*WHAT YOU ARE ASKED TO DO:*
Go through the listing and copy each line with the string "Certificate".
────
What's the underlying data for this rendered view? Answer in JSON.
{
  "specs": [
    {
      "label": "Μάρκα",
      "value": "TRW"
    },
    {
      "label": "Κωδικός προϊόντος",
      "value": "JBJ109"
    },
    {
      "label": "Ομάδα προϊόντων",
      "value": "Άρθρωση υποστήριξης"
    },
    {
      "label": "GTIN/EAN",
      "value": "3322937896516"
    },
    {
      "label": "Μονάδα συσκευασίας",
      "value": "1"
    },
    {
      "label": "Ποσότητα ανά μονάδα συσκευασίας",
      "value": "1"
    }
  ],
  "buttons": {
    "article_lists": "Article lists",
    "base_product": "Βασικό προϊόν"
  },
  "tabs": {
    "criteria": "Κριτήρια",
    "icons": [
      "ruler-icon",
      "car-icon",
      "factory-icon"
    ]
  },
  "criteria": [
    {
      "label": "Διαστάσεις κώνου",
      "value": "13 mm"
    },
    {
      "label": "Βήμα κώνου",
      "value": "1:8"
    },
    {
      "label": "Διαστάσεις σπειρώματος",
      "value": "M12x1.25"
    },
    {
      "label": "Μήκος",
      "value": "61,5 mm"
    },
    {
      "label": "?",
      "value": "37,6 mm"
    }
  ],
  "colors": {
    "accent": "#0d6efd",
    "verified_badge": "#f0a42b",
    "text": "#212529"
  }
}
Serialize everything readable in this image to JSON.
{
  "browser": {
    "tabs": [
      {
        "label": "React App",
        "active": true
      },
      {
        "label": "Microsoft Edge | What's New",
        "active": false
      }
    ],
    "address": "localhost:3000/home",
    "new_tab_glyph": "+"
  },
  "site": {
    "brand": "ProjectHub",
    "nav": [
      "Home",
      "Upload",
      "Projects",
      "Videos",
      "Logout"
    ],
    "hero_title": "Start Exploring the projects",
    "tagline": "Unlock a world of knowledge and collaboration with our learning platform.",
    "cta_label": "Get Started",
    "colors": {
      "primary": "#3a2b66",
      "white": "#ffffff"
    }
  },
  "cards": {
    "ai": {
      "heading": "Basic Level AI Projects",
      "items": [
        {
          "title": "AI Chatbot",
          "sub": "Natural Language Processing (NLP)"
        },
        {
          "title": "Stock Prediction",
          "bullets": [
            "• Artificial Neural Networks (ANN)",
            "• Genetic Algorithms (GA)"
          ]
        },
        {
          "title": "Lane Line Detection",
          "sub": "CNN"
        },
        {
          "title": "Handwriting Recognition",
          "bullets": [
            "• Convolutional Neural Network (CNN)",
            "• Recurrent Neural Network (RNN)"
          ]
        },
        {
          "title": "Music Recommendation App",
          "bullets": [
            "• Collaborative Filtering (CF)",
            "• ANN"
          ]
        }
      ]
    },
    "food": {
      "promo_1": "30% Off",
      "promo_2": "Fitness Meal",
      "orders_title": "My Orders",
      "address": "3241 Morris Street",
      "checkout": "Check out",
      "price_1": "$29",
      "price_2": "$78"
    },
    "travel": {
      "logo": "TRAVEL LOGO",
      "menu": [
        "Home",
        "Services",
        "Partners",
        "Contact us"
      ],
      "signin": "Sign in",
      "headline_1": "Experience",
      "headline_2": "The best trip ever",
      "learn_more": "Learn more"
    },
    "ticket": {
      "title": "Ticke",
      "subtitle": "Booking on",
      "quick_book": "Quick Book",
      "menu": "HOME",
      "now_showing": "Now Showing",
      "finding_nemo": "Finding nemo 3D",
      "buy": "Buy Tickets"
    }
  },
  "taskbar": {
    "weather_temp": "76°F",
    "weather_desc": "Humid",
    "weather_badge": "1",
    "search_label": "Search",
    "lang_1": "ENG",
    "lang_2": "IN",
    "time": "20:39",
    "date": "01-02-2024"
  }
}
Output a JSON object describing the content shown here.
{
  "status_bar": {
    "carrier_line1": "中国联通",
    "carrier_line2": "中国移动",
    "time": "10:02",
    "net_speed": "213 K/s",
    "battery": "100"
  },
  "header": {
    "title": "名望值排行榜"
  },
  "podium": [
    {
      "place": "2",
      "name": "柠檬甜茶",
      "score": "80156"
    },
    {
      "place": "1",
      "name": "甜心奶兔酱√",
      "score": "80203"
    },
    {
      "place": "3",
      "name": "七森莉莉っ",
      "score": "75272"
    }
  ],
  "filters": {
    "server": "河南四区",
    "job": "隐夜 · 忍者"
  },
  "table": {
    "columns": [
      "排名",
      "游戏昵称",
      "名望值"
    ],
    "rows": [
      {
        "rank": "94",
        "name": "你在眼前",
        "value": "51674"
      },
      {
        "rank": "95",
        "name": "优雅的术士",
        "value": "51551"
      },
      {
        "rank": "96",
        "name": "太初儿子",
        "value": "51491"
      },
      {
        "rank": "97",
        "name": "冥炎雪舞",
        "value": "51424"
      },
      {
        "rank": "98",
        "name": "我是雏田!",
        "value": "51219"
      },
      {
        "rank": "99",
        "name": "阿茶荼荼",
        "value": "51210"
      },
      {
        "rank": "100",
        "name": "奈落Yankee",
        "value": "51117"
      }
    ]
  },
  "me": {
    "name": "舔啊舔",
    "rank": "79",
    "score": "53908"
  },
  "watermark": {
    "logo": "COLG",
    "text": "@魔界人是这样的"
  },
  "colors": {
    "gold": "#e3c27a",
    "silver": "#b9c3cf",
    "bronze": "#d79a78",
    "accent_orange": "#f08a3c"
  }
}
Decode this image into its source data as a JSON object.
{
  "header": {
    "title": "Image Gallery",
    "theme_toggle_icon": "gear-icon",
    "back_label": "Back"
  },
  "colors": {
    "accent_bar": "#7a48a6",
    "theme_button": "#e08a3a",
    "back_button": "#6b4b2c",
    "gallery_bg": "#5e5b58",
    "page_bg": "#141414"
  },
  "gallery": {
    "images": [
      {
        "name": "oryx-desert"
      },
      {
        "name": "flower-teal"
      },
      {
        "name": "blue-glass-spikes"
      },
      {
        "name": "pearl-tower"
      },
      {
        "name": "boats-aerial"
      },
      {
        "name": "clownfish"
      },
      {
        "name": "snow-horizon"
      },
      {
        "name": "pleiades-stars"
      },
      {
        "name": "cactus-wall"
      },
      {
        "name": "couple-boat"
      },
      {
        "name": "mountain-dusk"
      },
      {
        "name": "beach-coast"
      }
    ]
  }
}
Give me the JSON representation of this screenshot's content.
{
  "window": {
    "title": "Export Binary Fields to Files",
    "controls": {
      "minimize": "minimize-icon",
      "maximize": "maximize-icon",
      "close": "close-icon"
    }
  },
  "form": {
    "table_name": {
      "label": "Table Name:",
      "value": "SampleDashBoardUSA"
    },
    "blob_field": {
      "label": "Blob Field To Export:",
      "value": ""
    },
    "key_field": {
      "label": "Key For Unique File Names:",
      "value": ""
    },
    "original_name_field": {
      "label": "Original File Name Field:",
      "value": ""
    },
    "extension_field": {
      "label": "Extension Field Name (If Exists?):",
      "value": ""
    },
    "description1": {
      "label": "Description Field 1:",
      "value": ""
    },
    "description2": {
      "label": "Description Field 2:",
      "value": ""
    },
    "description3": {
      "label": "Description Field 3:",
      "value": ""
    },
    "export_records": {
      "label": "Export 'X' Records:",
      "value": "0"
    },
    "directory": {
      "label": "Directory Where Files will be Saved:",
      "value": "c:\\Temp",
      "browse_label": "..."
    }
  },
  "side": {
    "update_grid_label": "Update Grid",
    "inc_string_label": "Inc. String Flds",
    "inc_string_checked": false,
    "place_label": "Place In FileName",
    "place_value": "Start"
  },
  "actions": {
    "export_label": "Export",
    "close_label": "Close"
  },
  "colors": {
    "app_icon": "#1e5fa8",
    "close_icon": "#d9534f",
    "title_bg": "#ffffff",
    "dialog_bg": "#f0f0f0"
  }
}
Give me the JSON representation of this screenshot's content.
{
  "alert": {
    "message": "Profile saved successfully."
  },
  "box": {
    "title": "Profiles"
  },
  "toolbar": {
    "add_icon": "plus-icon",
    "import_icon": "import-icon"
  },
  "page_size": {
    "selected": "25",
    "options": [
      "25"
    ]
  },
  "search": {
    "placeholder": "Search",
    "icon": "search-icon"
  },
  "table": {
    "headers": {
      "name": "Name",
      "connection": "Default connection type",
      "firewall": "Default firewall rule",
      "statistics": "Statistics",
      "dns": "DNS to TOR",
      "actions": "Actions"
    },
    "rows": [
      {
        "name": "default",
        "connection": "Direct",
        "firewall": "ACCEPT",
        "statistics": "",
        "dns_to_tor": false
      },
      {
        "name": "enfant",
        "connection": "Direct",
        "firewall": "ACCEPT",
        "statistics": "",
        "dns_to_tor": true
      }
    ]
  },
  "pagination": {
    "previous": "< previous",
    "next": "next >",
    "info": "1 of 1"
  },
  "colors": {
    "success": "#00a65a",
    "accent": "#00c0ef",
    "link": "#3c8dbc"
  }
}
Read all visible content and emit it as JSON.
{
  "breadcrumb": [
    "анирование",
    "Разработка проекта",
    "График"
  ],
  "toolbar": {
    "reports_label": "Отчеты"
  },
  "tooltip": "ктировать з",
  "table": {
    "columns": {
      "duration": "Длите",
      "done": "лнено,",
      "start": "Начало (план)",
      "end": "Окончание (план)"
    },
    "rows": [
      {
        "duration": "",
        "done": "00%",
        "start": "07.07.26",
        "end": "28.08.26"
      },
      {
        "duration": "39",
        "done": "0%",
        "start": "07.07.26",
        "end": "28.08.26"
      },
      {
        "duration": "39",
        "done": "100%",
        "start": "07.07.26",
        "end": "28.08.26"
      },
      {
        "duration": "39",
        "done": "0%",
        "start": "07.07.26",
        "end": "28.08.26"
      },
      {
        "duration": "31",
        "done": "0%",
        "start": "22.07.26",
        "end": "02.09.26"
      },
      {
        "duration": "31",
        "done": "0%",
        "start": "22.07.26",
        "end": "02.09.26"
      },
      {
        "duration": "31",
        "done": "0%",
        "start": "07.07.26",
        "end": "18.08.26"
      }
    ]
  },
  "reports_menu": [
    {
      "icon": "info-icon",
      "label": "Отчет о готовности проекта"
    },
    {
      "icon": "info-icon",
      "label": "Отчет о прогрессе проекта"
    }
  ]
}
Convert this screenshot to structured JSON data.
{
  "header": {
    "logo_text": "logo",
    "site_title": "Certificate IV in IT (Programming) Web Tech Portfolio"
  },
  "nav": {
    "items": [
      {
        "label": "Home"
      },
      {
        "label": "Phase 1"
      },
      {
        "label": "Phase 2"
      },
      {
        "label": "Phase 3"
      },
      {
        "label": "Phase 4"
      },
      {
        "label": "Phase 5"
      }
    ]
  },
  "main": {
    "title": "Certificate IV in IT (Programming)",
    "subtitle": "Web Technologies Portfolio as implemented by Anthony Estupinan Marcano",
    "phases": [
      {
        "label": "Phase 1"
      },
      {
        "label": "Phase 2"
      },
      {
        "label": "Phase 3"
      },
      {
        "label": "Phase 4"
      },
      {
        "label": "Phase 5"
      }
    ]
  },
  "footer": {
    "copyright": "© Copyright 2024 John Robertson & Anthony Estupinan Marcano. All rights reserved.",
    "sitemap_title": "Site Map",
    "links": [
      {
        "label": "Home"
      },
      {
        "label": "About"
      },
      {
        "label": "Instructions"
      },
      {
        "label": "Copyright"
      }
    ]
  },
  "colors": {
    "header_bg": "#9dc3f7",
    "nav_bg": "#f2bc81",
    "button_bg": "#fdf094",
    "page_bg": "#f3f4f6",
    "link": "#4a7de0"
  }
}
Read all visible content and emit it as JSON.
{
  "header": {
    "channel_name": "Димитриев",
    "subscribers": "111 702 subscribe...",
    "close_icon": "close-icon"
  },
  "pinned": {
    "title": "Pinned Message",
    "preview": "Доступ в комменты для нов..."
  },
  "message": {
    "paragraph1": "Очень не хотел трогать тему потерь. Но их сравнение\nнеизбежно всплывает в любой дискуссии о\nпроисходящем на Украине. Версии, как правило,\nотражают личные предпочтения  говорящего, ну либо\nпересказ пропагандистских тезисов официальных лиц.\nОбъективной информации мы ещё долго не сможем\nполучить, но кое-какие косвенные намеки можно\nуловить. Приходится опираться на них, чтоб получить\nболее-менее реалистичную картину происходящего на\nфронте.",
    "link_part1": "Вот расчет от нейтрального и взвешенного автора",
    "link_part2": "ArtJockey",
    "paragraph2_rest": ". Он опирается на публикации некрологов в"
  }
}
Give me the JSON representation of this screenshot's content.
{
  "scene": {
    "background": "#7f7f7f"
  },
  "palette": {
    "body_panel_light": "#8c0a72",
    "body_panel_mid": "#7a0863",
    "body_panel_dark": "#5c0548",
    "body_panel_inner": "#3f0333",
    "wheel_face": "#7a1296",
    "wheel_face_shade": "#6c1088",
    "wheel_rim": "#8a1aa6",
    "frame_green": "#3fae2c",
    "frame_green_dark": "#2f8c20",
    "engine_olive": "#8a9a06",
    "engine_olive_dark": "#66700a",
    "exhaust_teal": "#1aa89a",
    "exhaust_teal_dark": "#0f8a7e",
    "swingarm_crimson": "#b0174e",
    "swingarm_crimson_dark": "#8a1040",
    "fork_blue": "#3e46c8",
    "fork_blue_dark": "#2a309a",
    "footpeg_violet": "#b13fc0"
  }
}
────
*TASK OUTPUT:*
    "site_title": "Certificate IV in IT (Programming) Web Tech Portfolio"
    "title": "Certificate IV in IT (Programming)",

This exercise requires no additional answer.